- STATED PROBLEM:
Return the items from the first line through the line containing "database-icon[interactable] bbox=[63, 171, 99, 207]", copied character for character.

- RECORDS FOR PROCESSING:
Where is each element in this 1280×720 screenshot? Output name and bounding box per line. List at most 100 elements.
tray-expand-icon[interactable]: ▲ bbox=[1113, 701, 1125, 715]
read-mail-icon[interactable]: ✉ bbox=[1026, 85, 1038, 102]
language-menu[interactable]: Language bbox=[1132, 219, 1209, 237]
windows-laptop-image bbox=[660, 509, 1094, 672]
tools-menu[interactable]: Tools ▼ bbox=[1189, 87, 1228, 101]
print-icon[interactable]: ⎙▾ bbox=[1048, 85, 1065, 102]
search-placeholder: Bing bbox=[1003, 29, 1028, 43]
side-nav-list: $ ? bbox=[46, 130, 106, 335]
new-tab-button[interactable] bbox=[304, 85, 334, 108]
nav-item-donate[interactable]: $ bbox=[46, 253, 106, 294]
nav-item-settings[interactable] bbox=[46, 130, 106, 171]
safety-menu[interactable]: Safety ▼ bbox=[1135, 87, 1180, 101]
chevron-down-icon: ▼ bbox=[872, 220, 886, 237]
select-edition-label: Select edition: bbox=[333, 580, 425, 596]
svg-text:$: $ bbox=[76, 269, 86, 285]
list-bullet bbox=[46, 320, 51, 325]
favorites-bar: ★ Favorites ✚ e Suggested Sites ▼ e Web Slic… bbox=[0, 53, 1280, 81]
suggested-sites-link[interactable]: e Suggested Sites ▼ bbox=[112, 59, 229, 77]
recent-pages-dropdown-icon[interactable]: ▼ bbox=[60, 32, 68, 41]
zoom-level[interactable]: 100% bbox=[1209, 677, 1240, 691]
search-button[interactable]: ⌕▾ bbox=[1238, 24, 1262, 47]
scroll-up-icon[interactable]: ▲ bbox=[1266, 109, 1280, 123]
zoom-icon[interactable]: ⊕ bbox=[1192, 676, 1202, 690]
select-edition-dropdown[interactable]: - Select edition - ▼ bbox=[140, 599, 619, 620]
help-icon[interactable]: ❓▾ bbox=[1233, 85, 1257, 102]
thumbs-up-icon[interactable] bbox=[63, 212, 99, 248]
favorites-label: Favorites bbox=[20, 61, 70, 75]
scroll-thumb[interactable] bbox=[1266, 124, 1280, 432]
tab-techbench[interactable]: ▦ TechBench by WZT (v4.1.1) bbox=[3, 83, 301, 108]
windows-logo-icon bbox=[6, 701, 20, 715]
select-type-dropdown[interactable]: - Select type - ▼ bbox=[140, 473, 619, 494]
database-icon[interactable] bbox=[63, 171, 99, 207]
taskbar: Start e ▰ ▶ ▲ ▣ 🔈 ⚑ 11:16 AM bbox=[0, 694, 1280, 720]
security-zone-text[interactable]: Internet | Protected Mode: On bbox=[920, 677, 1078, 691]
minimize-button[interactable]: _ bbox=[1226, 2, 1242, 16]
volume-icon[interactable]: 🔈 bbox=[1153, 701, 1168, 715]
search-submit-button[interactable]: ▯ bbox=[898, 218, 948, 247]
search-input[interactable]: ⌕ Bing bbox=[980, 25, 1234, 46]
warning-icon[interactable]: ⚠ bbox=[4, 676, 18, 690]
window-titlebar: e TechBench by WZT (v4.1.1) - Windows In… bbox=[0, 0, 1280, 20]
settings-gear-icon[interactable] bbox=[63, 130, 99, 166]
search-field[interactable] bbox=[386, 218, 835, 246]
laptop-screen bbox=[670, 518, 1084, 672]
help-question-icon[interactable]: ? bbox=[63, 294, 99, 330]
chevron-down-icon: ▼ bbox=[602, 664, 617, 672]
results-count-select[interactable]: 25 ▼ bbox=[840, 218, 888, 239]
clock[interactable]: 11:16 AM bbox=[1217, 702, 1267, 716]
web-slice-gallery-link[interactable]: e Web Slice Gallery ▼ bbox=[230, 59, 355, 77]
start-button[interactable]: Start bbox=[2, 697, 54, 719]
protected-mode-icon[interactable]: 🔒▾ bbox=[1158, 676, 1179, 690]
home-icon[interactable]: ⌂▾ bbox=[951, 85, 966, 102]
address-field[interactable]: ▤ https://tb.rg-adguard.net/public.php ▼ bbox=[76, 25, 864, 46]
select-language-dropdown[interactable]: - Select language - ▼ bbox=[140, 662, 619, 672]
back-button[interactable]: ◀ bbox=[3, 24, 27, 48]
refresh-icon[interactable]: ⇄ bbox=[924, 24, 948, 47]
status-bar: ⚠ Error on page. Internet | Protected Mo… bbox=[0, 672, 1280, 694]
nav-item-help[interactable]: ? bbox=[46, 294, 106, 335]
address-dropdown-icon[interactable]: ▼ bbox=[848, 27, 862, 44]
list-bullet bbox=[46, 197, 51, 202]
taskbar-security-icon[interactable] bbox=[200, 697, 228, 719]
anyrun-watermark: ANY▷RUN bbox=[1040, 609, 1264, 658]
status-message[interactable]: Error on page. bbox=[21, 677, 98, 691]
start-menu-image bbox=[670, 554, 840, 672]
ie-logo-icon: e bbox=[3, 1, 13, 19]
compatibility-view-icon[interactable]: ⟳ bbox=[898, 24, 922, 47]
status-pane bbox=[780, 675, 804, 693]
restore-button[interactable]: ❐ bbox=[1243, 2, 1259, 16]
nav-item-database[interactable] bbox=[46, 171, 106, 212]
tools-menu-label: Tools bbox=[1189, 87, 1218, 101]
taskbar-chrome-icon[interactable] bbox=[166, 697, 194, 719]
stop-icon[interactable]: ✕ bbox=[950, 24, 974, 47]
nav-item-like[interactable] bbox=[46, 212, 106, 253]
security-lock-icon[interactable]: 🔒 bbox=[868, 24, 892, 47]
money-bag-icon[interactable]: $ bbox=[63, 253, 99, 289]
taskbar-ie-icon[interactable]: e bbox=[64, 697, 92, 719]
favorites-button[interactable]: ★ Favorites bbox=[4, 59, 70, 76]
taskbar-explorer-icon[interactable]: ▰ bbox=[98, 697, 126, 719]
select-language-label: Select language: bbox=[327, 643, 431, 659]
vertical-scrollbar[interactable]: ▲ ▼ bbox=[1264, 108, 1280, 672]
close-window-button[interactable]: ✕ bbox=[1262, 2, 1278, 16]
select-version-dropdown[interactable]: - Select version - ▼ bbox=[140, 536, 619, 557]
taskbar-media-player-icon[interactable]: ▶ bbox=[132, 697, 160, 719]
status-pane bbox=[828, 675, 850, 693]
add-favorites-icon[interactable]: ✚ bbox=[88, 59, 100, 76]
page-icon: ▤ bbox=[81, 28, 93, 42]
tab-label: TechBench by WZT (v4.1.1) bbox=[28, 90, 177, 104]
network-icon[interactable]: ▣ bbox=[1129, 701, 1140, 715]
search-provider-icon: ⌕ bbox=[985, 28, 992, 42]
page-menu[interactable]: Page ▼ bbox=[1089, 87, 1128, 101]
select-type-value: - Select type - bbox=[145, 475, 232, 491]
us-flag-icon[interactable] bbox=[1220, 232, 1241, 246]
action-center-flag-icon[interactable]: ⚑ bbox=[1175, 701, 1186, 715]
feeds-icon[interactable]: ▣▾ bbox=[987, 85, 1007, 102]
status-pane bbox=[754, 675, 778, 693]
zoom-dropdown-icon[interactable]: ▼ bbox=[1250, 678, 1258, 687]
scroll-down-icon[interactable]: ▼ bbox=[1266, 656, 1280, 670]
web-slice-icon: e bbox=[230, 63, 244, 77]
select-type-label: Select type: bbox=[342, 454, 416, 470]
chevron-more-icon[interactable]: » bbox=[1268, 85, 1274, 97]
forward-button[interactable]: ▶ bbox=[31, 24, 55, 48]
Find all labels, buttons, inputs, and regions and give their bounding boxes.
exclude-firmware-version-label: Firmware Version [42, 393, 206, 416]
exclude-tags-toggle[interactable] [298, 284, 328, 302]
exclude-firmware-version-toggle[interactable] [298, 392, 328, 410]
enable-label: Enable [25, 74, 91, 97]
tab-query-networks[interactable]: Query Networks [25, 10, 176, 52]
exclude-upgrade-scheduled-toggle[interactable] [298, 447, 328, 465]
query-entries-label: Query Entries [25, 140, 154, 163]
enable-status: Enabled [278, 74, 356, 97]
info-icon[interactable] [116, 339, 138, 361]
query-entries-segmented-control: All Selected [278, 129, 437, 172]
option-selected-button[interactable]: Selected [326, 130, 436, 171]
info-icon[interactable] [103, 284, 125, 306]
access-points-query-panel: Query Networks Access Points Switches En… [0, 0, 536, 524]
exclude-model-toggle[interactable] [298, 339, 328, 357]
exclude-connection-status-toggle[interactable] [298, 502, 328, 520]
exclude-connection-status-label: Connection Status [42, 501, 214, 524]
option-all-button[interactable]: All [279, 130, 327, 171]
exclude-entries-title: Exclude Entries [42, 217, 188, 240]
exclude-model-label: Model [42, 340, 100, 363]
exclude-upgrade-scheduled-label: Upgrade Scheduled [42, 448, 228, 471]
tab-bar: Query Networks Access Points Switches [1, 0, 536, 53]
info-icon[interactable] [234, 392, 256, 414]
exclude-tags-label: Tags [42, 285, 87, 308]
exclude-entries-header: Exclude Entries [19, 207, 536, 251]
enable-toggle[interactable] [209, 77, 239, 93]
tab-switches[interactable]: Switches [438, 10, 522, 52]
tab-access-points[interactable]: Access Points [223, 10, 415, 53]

- CORRECT RESPONSE:
Where is each element in this 1280×720 screenshot? Output name and bounding box per line. List at most 100 elements.
tray-expand-icon[interactable]: ▲ bbox=[1113, 701, 1125, 715]
read-mail-icon[interactable]: ✉ bbox=[1026, 85, 1038, 102]
language-menu[interactable]: Language bbox=[1132, 219, 1209, 237]
windows-laptop-image bbox=[660, 509, 1094, 672]
tools-menu[interactable]: Tools ▼ bbox=[1189, 87, 1228, 101]
print-icon[interactable]: ⎙▾ bbox=[1048, 85, 1065, 102]
search-placeholder: Bing bbox=[1003, 29, 1028, 43]
side-nav-list: $ ? bbox=[46, 130, 106, 335]
new-tab-button[interactable] bbox=[304, 85, 334, 108]
nav-item-donate[interactable]: $ bbox=[46, 253, 106, 294]
nav-item-settings[interactable] bbox=[46, 130, 106, 171]
safety-menu[interactable]: Safety ▼ bbox=[1135, 87, 1180, 101]
chevron-down-icon: ▼ bbox=[872, 220, 886, 237]
select-edition-label: Select edition: bbox=[333, 580, 425, 596]
svg-text:$: $ bbox=[76, 269, 86, 285]
list-bullet bbox=[46, 320, 51, 325]
favorites-bar: ★ Favorites ✚ e Suggested Sites ▼ e Web Slic… bbox=[0, 53, 1280, 81]
suggested-sites-link[interactable]: e Suggested Sites ▼ bbox=[112, 59, 229, 77]
recent-pages-dropdown-icon[interactable]: ▼ bbox=[60, 32, 68, 41]
zoom-level[interactable]: 100% bbox=[1209, 677, 1240, 691]
search-button[interactable]: ⌕▾ bbox=[1238, 24, 1262, 47]
scroll-up-icon[interactable]: ▲ bbox=[1266, 109, 1280, 123]
zoom-icon[interactable]: ⊕ bbox=[1192, 676, 1202, 690]
select-edition-dropdown[interactable]: - Select edition - ▼ bbox=[140, 599, 619, 620]
help-icon[interactable]: ❓▾ bbox=[1233, 85, 1257, 102]
thumbs-up-icon[interactable] bbox=[63, 212, 99, 248]
favorites-label: Favorites bbox=[20, 61, 70, 75]
scroll-thumb[interactable] bbox=[1266, 124, 1280, 432]
tab-techbench[interactable]: ▦ TechBench by WZT (v4.1.1) bbox=[3, 83, 301, 108]
windows-logo-icon bbox=[6, 701, 20, 715]
select-type-dropdown[interactable]: - Select type - ▼ bbox=[140, 473, 619, 494]
database-icon[interactable] bbox=[63, 171, 99, 207]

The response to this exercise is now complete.